■ REQUEST ■
Copy out the listing below line for line, with every word, number and bracket unchanged.

■ DATA LISTING ■
+--
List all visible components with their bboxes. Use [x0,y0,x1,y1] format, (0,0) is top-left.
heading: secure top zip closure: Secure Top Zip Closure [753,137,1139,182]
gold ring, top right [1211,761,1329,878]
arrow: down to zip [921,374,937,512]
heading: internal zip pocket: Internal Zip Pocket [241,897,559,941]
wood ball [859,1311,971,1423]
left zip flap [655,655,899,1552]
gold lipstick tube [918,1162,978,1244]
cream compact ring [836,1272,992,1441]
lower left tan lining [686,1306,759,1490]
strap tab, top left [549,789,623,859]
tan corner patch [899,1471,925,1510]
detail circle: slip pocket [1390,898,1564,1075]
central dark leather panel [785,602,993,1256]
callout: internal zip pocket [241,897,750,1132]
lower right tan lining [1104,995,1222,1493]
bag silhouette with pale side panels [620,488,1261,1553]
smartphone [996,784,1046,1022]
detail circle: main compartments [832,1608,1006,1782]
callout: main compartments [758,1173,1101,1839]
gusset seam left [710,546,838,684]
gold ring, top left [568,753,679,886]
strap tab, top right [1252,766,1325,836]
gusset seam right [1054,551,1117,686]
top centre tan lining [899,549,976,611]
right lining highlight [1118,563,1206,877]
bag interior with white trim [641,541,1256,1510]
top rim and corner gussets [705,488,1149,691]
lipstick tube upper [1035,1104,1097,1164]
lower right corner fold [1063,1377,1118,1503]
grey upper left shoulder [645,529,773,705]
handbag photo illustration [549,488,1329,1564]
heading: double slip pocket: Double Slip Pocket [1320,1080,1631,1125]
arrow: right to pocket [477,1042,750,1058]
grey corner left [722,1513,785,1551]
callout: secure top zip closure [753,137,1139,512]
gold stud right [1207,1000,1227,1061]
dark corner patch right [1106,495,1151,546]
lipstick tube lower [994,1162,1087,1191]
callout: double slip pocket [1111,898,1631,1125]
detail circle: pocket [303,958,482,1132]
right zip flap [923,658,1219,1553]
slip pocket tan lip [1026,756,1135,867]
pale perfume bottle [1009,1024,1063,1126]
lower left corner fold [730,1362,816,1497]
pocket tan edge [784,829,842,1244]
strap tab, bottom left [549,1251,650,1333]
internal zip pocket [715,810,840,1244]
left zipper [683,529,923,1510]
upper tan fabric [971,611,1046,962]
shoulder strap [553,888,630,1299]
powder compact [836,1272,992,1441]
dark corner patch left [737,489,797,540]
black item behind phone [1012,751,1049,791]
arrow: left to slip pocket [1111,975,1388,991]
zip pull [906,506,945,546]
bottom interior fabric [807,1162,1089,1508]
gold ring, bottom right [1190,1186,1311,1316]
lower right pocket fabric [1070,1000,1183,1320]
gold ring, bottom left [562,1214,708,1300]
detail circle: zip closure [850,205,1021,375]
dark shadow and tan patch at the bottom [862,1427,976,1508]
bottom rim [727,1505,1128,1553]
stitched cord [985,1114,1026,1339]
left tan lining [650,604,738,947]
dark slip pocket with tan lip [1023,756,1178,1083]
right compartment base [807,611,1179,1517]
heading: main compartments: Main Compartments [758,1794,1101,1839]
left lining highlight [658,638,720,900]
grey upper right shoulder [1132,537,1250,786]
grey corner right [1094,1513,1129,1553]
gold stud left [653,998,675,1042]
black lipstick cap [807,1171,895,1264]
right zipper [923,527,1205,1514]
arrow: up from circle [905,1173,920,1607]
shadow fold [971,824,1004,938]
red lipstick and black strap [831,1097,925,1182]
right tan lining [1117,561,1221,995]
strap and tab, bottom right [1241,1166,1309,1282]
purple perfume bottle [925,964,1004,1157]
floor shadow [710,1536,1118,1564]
+--
■ EXERCISE OUTPUT ■
List all visible components with their bboxes. Use [x0,y0,x1,y1] format, (0,0) is top-left.
heading: secure top zip closure: Secure Top Zip Closure [753,137,1139,182]
gold ring, top right [1211,761,1329,878]
arrow: down to zip [921,374,937,512]
heading: internal zip pocket: Internal Zip Pocket [241,897,559,941]
wood ball [859,1311,971,1423]
left zip flap [655,655,899,1552]
gold lipstick tube [918,1162,978,1244]
cream compact ring [836,1272,992,1441]
lower left tan lining [686,1306,759,1490]
strap tab, top left [549,789,623,859]
tan corner patch [899,1471,925,1510]
detail circle: slip pocket [1390,898,1564,1075]
central dark leather panel [785,602,993,1256]
callout: internal zip pocket [241,897,750,1132]
lower right tan lining [1104,995,1222,1493]
bag silhouette with pale side panels [620,488,1261,1553]
smartphone [996,784,1046,1022]
detail circle: main compartments [832,1608,1006,1782]
callout: main compartments [758,1173,1101,1839]
gusset seam left [710,546,838,684]
gold ring, top left [568,753,679,886]
strap tab, top right [1252,766,1325,836]
gusset seam right [1054,551,1117,686]
top centre tan lining [899,549,976,611]
right lining highlight [1118,563,1206,877]
bag interior with white trim [641,541,1256,1510]
top rim and corner gussets [705,488,1149,691]
lipstick tube upper [1035,1104,1097,1164]
lower right corner fold [1063,1377,1118,1503]
grey upper left shoulder [645,529,773,705]
handbag photo illustration [549,488,1329,1564]
heading: double slip pocket: Double Slip Pocket [1320,1080,1631,1125]
arrow: right to pocket [477,1042,750,1058]
grey corner left [722,1513,785,1551]
callout: secure top zip closure [753,137,1139,512]
gold stud right [1207,1000,1227,1061]
dark corner patch right [1106,495,1151,546]
lipstick tube lower [994,1162,1087,1191]
callout: double slip pocket [1111,898,1631,1125]
detail circle: pocket [303,958,482,1132]
right zip flap [923,658,1219,1553]
slip pocket tan lip [1026,756,1135,867]
pale perfume bottle [1009,1024,1063,1126]
lower left corner fold [730,1362,816,1497]
pocket tan edge [784,829,842,1244]
strap tab, bottom left [549,1251,650,1333]
internal zip pocket [715,810,840,1244]
left zipper [683,529,923,1510]
upper tan fabric [971,611,1046,962]
shoulder strap [553,888,630,1299]
powder compact [836,1272,992,1441]
dark corner patch left [737,489,797,540]
black item behind phone [1012,751,1049,791]
arrow: left to slip pocket [1111,975,1388,991]
zip pull [906,506,945,546]
bottom interior fabric [807,1162,1089,1508]
gold ring, bottom right [1190,1186,1311,1316]
lower right pocket fabric [1070,1000,1183,1320]
gold ring, bottom left [562,1214,708,1300]
detail circle: zip closure [850,205,1021,375]
dark shadow and tan patch at the bottom [862,1427,976,1508]
bottom rim [727,1505,1128,1553]
stitched cord [985,1114,1026,1339]
left tan lining [650,604,738,947]
dark slip pocket with tan lip [1023,756,1178,1083]
right compartment base [807,611,1179,1517]
heading: main compartments: Main Compartments [758,1794,1101,1839]
left lining highlight [658,638,720,900]
grey upper right shoulder [1132,537,1250,786]
grey corner right [1094,1513,1129,1553]
gold stud left [653,998,675,1042]
black lipstick cap [807,1171,895,1264]
right zipper [923,527,1205,1514]
arrow: up from circle [905,1173,920,1607]
shadow fold [971,824,1004,938]
red lipstick and black strap [831,1097,925,1182]
right tan lining [1117,561,1221,995]
strap and tab, bottom right [1241,1166,1309,1282]
purple perfume bottle [925,964,1004,1157]
floor shadow [710,1536,1118,1564]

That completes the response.